> **Objective**: Return every line below as is, leaving out the pictures.

> **Provided material**:
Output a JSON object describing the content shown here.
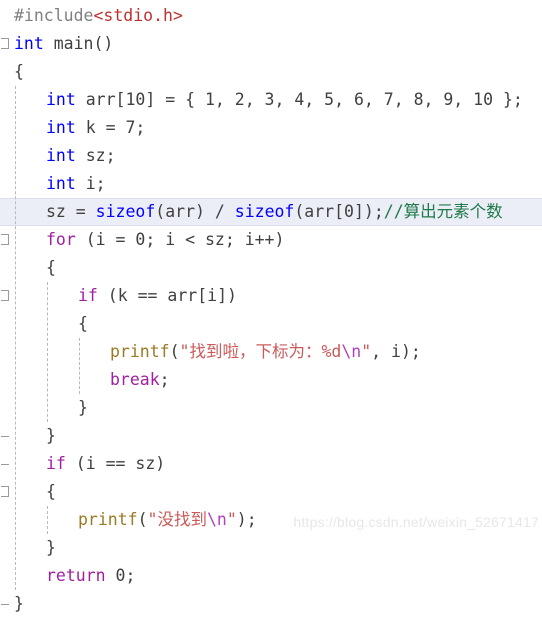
{
  "editor": {
    "language": "c",
    "highlighted_line_index": 6,
    "colors": {
      "background": "#ffffff",
      "plain_text": "#404040",
      "keyword": "#0000ff",
      "control_keyword": "#a020a0",
      "preprocessor": "#808080",
      "header_name": "#c03030",
      "function": "#9a7a24",
      "string": "#cb5a5a",
      "escape": "#b040c0",
      "comment": "#1f7a4a",
      "current_line_highlight": "#eceef7",
      "indent_guide": "#b9b9b9",
      "collapse_marker": "#9a9a9a",
      "watermark": "#e7e7e7"
    },
    "lines": [
      {
        "n": 1,
        "indent": 0,
        "collapse": "none",
        "highlight": false,
        "tokens": [
          {
            "t": "#include",
            "c": "pre"
          },
          {
            "t": "<stdio.h>",
            "c": "hdr"
          }
        ]
      },
      {
        "n": 2,
        "indent": 0,
        "collapse": "box",
        "highlight": false,
        "tokens": [
          {
            "t": "int",
            "c": "kw"
          },
          {
            "t": " main()",
            "c": "pl"
          }
        ]
      },
      {
        "n": 3,
        "indent": 0,
        "collapse": "none",
        "highlight": false,
        "tokens": [
          {
            "t": "{",
            "c": "pl"
          }
        ]
      },
      {
        "n": 4,
        "indent": 1,
        "collapse": "none",
        "highlight": false,
        "tokens": [
          {
            "t": "int",
            "c": "kw"
          },
          {
            "t": " arr[10] = { 1, 2, 3, 4, 5, 6, 7, 8, 9, 10 };",
            "c": "pl"
          }
        ]
      },
      {
        "n": 5,
        "indent": 1,
        "collapse": "none",
        "highlight": false,
        "tokens": [
          {
            "t": "int",
            "c": "kw"
          },
          {
            "t": " k = 7;",
            "c": "pl"
          }
        ]
      },
      {
        "n": 6,
        "indent": 1,
        "collapse": "none",
        "highlight": false,
        "tokens": [
          {
            "t": "int",
            "c": "kw"
          },
          {
            "t": " sz;",
            "c": "pl"
          }
        ]
      },
      {
        "n": 7,
        "indent": 1,
        "collapse": "none",
        "highlight": false,
        "tokens": [
          {
            "t": "int",
            "c": "kw"
          },
          {
            "t": " i;",
            "c": "pl"
          }
        ]
      },
      {
        "n": 8,
        "indent": 1,
        "collapse": "none",
        "highlight": true,
        "tokens": [
          {
            "t": "sz = ",
            "c": "pl"
          },
          {
            "t": "sizeof",
            "c": "kw"
          },
          {
            "t": "(arr) / ",
            "c": "pl"
          },
          {
            "t": "sizeof",
            "c": "kw"
          },
          {
            "t": "(arr[0]);",
            "c": "pl"
          },
          {
            "t": "//算出元素个数",
            "c": "cmt"
          }
        ]
      },
      {
        "n": 9,
        "indent": 1,
        "collapse": "box",
        "highlight": false,
        "tokens": [
          {
            "t": "for",
            "c": "ctl"
          },
          {
            "t": " (i = 0; i < sz; i++)",
            "c": "pl"
          }
        ]
      },
      {
        "n": 10,
        "indent": 1,
        "collapse": "none",
        "highlight": false,
        "tokens": [
          {
            "t": "{",
            "c": "pl"
          }
        ]
      },
      {
        "n": 11,
        "indent": 2,
        "collapse": "box",
        "highlight": false,
        "tokens": [
          {
            "t": "if",
            "c": "ctl"
          },
          {
            "t": " (k == arr[i])",
            "c": "pl"
          }
        ]
      },
      {
        "n": 12,
        "indent": 2,
        "collapse": "none",
        "highlight": false,
        "tokens": [
          {
            "t": "{",
            "c": "pl"
          }
        ]
      },
      {
        "n": 13,
        "indent": 3,
        "collapse": "none",
        "highlight": false,
        "tokens": [
          {
            "t": "printf",
            "c": "fn"
          },
          {
            "t": "(",
            "c": "pl"
          },
          {
            "t": "\"找到啦，下标为：%d",
            "c": "str"
          },
          {
            "t": "\\n",
            "c": "esc"
          },
          {
            "t": "\"",
            "c": "str"
          },
          {
            "t": ", i);",
            "c": "pl"
          }
        ]
      },
      {
        "n": 14,
        "indent": 3,
        "collapse": "none",
        "highlight": false,
        "tokens": [
          {
            "t": "break",
            "c": "ctl"
          },
          {
            "t": ";",
            "c": "pl"
          }
        ]
      },
      {
        "n": 15,
        "indent": 2,
        "collapse": "none",
        "highlight": false,
        "tokens": [
          {
            "t": "}",
            "c": "pl"
          }
        ]
      },
      {
        "n": 16,
        "indent": 1,
        "collapse": "dash",
        "highlight": false,
        "tokens": [
          {
            "t": "}",
            "c": "pl"
          }
        ]
      },
      {
        "n": 17,
        "indent": 1,
        "collapse": "dash",
        "highlight": false,
        "tokens": [
          {
            "t": "if",
            "c": "ctl"
          },
          {
            "t": " (i == sz)",
            "c": "pl"
          }
        ]
      },
      {
        "n": 18,
        "indent": 1,
        "collapse": "box",
        "highlight": false,
        "tokens": [
          {
            "t": "{",
            "c": "pl"
          }
        ]
      },
      {
        "n": 19,
        "indent": 2,
        "collapse": "none",
        "highlight": false,
        "tokens": [
          {
            "t": "printf",
            "c": "fn"
          },
          {
            "t": "(",
            "c": "pl"
          },
          {
            "t": "\"没找到",
            "c": "str"
          },
          {
            "t": "\\n",
            "c": "esc"
          },
          {
            "t": "\"",
            "c": "str"
          },
          {
            "t": ");",
            "c": "pl"
          }
        ]
      },
      {
        "n": 20,
        "indent": 1,
        "collapse": "none",
        "highlight": false,
        "tokens": [
          {
            "t": "}",
            "c": "pl"
          }
        ]
      },
      {
        "n": 21,
        "indent": 1,
        "collapse": "none",
        "highlight": false,
        "tokens": [
          {
            "t": "return",
            "c": "ctl"
          },
          {
            "t": " 0;",
            "c": "pl"
          }
        ]
      },
      {
        "n": 22,
        "indent": 0,
        "collapse": "dash",
        "highlight": false,
        "tokens": [
          {
            "t": "}",
            "c": "pl"
          }
        ]
      }
    ]
  },
  "watermark": {
    "text": "https://blog.csdn.net/weixin_52671417"
  }
}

> **Complete answer**:
Output a JSON object describing the content shown here.
{
  "editor": {
    "language": "c",
    "highlighted_line_index": 6,
    "colors": {
      "background": "#ffffff",
      "plain_text": "#404040",
      "keyword": "#0000ff",
      "control_keyword": "#a020a0",
      "preprocessor": "#808080",
      "header_name": "#c03030",
      "function": "#9a7a24",
      "string": "#cb5a5a",
      "escape": "#b040c0",
      "comment": "#1f7a4a",
      "current_line_highlight": "#eceef7",
      "indent_guide": "#b9b9b9",
      "collapse_marker": "#9a9a9a",
      "watermark": "#e7e7e7"
    },
    "lines": [
      {
        "n": 1,
        "indent": 0,
        "collapse": "none",
        "highlight": false,
        "tokens": [
          {
            "t": "#include",
            "c": "pre"
          },
          {
            "t": "<stdio.h>",
            "c": "hdr"
          }
        ]
      },
      {
        "n": 2,
        "indent": 0,
        "collapse": "box",
        "highlight": false,
        "tokens": [
          {
            "t": "int",
            "c": "kw"
          },
          {
            "t": " main()",
            "c": "pl"
          }
        ]
      },
      {
        "n": 3,
        "indent": 0,
        "collapse": "none",
        "highlight": false,
        "tokens": [
          {
            "t": "{",
            "c": "pl"
          }
        ]
      },
      {
        "n": 4,
        "indent": 1,
        "collapse": "none",
        "highlight": false,
        "tokens": [
          {
            "t": "int",
            "c": "kw"
          },
          {
            "t": " arr[10] = { 1, 2, 3, 4, 5, 6, 7, 8, 9, 10 };",
            "c": "pl"
          }
        ]
      },
      {
        "n": 5,
        "indent": 1,
        "collapse": "none",
        "highlight": false,
        "tokens": [
          {
            "t": "int",
            "c": "kw"
          },
          {
            "t": " k = 7;",
            "c": "pl"
          }
        ]
      },
      {
        "n": 6,
        "indent": 1,
        "collapse": "none",
        "highlight": false,
        "tokens": [
          {
            "t": "int",
            "c": "kw"
          },
          {
            "t": " sz;",
            "c": "pl"
          }
        ]
      },
      {
        "n": 7,
        "indent": 1,
        "collapse": "none",
        "highlight": false,
        "tokens": [
          {
            "t": "int",
            "c": "kw"
          },
          {
            "t": " i;",
            "c": "pl"
          }
        ]
      },
      {
        "n": 8,
        "indent": 1,
        "collapse": "none",
        "highlight": true,
        "tokens": [
          {
            "t": "sz = ",
            "c": "pl"
          },
          {
            "t": "sizeof",
            "c": "kw"
          },
          {
            "t": "(arr) / ",
            "c": "pl"
          },
          {
            "t": "sizeof",
            "c": "kw"
          },
          {
            "t": "(arr[0]);",
            "c": "pl"
          },
          {
            "t": "//算出元素个数",
            "c": "cmt"
          }
        ]
      },
      {
        "n": 9,
        "indent": 1,
        "collapse": "box",
        "highlight": false,
        "tokens": [
          {
            "t": "for",
            "c": "ctl"
          },
          {
            "t": " (i = 0; i < sz; i++)",
            "c": "pl"
          }
        ]
      },
      {
        "n": 10,
        "indent": 1,
        "collapse": "none",
        "highlight": false,
        "tokens": [
          {
            "t": "{",
            "c": "pl"
          }
        ]
      },
      {
        "n": 11,
        "indent": 2,
        "collapse": "box",
        "highlight": false,
        "tokens": [
          {
            "t": "if",
            "c": "ctl"
          },
          {
            "t": " (k == arr[i])",
            "c": "pl"
          }
        ]
      },
      {
        "n": 12,
        "indent": 2,
        "collapse": "none",
        "highlight": false,
        "tokens": [
          {
            "t": "{",
            "c": "pl"
          }
        ]
      },
      {
        "n": 13,
        "indent": 3,
        "collapse": "none",
        "highlight": false,
        "tokens": [
          {
            "t": "printf",
            "c": "fn"
          },
          {
            "t": "(",
            "c": "pl"
          },
          {
            "t": "\"找到啦，下标为：%d",
            "c": "str"
          },
          {
            "t": "\\n",
            "c": "esc"
          },
          {
            "t": "\"",
            "c": "str"
          },
          {
            "t": ", i);",
            "c": "pl"
          }
        ]
      },
      {
        "n": 14,
        "indent": 3,
        "collapse": "none",
        "highlight": false,
        "tokens": [
          {
            "t": "break",
            "c": "ctl"
          },
          {
            "t": ";",
            "c": "pl"
          }
        ]
      },
      {
        "n": 15,
        "indent": 2,
        "collapse": "none",
        "highlight": false,
        "tokens": [
          {
            "t": "}",
            "c": "pl"
          }
        ]
      },
      {
        "n": 16,
        "indent": 1,
        "collapse": "dash",
        "highlight": false,
        "tokens": [
          {
            "t": "}",
            "c": "pl"
          }
        ]
      },
      {
        "n": 17,
        "indent": 1,
        "collapse": "dash",
        "highlight": false,
        "tokens": [
          {
            "t": "if",
            "c": "ctl"
          },
          {
            "t": " (i == sz)",
            "c": "pl"
          }
        ]
      },
      {
        "n": 18,
        "indent": 1,
        "collapse": "box",
        "highlight": false,
        "tokens": [
          {
            "t": "{",
            "c": "pl"
          }
        ]
      },
      {
        "n": 19,
        "indent": 2,
        "collapse": "none",
        "highlight": false,
        "tokens": [
          {
            "t": "printf",
            "c": "fn"
          },
          {
            "t": "(",
            "c": "pl"
          },
          {
            "t": "\"没找到",
            "c": "str"
          },
          {
            "t": "\\n",
            "c": "esc"
          },
          {
            "t": "\"",
            "c": "str"
          },
          {
            "t": ");",
            "c": "pl"
          }
        ]
      },
      {
        "n": 20,
        "indent": 1,
        "collapse": "none",
        "highlight": false,
        "tokens": [
          {
            "t": "}",
            "c": "pl"
          }
        ]
      },
      {
        "n": 21,
        "indent": 1,
        "collapse": "none",
        "highlight": false,
        "tokens": [
          {
            "t": "return",
            "c": "ctl"
          },
          {
            "t": " 0;",
            "c": "pl"
          }
        ]
      },
      {
        "n": 22,
        "indent": 0,
        "collapse": "dash",
        "highlight": false,
        "tokens": [
          {
            "t": "}",
            "c": "pl"
          }
        ]
      }
    ]
  },
  "watermark": {
    "text": "https://blog.csdn.net/weixin_52671417"
  }
}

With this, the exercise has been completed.